--- begin Items ---
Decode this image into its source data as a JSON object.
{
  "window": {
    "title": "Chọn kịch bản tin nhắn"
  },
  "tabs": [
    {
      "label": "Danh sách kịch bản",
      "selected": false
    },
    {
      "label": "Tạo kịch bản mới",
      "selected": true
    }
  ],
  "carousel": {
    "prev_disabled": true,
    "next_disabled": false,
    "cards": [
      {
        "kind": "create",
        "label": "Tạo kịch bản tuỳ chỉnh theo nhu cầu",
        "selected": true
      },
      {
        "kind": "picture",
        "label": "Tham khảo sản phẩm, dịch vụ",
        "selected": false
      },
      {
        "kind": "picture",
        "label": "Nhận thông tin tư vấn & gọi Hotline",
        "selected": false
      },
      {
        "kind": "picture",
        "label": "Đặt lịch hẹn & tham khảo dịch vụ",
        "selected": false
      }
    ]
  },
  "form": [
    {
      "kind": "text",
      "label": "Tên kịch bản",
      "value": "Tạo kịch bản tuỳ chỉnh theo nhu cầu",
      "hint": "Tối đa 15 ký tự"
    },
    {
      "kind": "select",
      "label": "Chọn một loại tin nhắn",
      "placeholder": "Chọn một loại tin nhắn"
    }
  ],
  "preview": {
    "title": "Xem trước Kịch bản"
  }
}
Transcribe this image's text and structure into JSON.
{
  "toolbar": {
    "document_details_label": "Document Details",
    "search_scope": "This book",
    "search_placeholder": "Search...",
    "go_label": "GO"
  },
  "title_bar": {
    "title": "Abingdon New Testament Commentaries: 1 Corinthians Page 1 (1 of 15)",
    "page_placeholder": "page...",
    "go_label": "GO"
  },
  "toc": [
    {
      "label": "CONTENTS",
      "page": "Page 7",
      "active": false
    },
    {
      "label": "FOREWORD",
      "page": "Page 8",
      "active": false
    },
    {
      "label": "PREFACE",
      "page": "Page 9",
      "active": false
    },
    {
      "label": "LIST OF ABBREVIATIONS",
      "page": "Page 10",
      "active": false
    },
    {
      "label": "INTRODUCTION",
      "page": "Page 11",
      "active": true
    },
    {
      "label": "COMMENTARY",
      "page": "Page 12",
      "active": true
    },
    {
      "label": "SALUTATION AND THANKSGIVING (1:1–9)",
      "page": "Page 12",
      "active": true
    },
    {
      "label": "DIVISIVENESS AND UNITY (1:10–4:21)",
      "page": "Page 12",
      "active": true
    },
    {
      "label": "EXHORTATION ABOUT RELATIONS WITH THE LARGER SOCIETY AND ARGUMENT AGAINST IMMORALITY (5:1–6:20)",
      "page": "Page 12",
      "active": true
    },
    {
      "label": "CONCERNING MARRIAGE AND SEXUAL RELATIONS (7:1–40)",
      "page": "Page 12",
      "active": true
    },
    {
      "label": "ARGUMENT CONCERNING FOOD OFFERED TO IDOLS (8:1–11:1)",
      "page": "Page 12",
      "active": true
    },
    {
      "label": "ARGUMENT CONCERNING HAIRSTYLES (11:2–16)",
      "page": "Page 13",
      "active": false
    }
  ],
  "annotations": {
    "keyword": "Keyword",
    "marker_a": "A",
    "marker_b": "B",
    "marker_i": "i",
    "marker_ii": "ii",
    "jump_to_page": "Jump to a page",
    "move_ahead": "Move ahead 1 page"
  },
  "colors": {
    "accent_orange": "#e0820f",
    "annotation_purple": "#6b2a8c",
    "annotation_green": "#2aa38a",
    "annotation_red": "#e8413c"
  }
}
--- end Items ---
** Problem to solve **
Reproduce all of the entries word for word.

** Exercise solution **
Decode this image into its source data as a JSON object.
{
  "window": {
    "title": "Chọn kịch bản tin nhắn"
  },
  "tabs": [
    {
      "label": "Danh sách kịch bản",
      "selected": false
    },
    {
      "label": "Tạo kịch bản mới",
      "selected": true
    }
  ],
  "carousel": {
    "prev_disabled": true,
    "next_disabled": false,
    "cards": [
      {
        "kind": "create",
        "label": "Tạo kịch bản tuỳ chỉnh theo nhu cầu",
        "selected": true
      },
      {
        "kind": "picture",
        "label": "Tham khảo sản phẩm, dịch vụ",
        "selected": false
      },
      {
        "kind": "picture",
        "label": "Nhận thông tin tư vấn & gọi Hotline",
        "selected": false
      },
      {
        "kind": "picture",
        "label": "Đặt lịch hẹn & tham khảo dịch vụ",
        "selected": false
      }
    ]
  },
  "form": [
    {
      "kind": "text",
      "label": "Tên kịch bản",
      "value": "Tạo kịch bản tuỳ chỉnh theo nhu cầu",
      "hint": "Tối đa 15 ký tự"
    },
    {
      "kind": "select",
      "label": "Chọn một loại tin nhắn",
      "placeholder": "Chọn một loại tin nhắn"
    }
  ],
  "preview": {
    "title": "Xem trước Kịch bản"
  }
}
Transcribe this image's text and structure into JSON.
{
  "toolbar": {
    "document_details_label": "Document Details",
    "search_scope": "This book",
    "search_placeholder": "Search...",
    "go_label": "GO"
  },
  "title_bar": {
    "title": "Abingdon New Testament Commentaries: 1 Corinthians Page 1 (1 of 15)",
    "page_placeholder": "page...",
    "go_label": "GO"
  },
  "toc": [
    {
      "label": "CONTENTS",
      "page": "Page 7",
      "active": false
    },
    {
      "label": "FOREWORD",
      "page": "Page 8",
      "active": false
    },
    {
      "label": "PREFACE",
      "page": "Page 9",
      "active": false
    },
    {
      "label": "LIST OF ABBREVIATIONS",
      "page": "Page 10",
      "active": false
    },
    {
      "label": "INTRODUCTION",
      "page": "Page 11",
      "active": true
    },
    {
      "label": "COMMENTARY",
      "page": "Page 12",
      "active": true
    },
    {
      "label": "SALUTATION AND THANKSGIVING (1:1–9)",
      "page": "Page 12",
      "active": true
    },
    {
      "label": "DIVISIVENESS AND UNITY (1:10–4:21)",
      "page": "Page 12",
      "active": true
    },
    {
      "label": "EXHORTATION ABOUT RELATIONS WITH THE LARGER SOCIETY AND ARGUMENT AGAINST IMMORALITY (5:1–6:20)",
      "page": "Page 12",
      "active": true
    },
    {
      "label": "CONCERNING MARRIAGE AND SEXUAL RELATIONS (7:1–40)",
      "page": "Page 12",
      "active": true
    },
    {
      "label": "ARGUMENT CONCERNING FOOD OFFERED TO IDOLS (8:1–11:1)",
      "page": "Page 12",
      "active": true
    },
    {
      "label": "ARGUMENT CONCERNING HAIRSTYLES (11:2–16)",
      "page": "Page 13",
      "active": false
    }
  ],
  "annotations": {
    "keyword": "Keyword",
    "marker_a": "A",
    "marker_b": "B",
    "marker_i": "i",
    "marker_ii": "ii",
    "jump_to_page": "Jump to a page",
    "move_ahead": "Move ahead 1 page"
  },
  "colors": {
    "accent_orange": "#e0820f",
    "annotation_purple": "#6b2a8c",
    "annotation_green": "#2aa38a",
    "annotation_red": "#e8413c"
  }
}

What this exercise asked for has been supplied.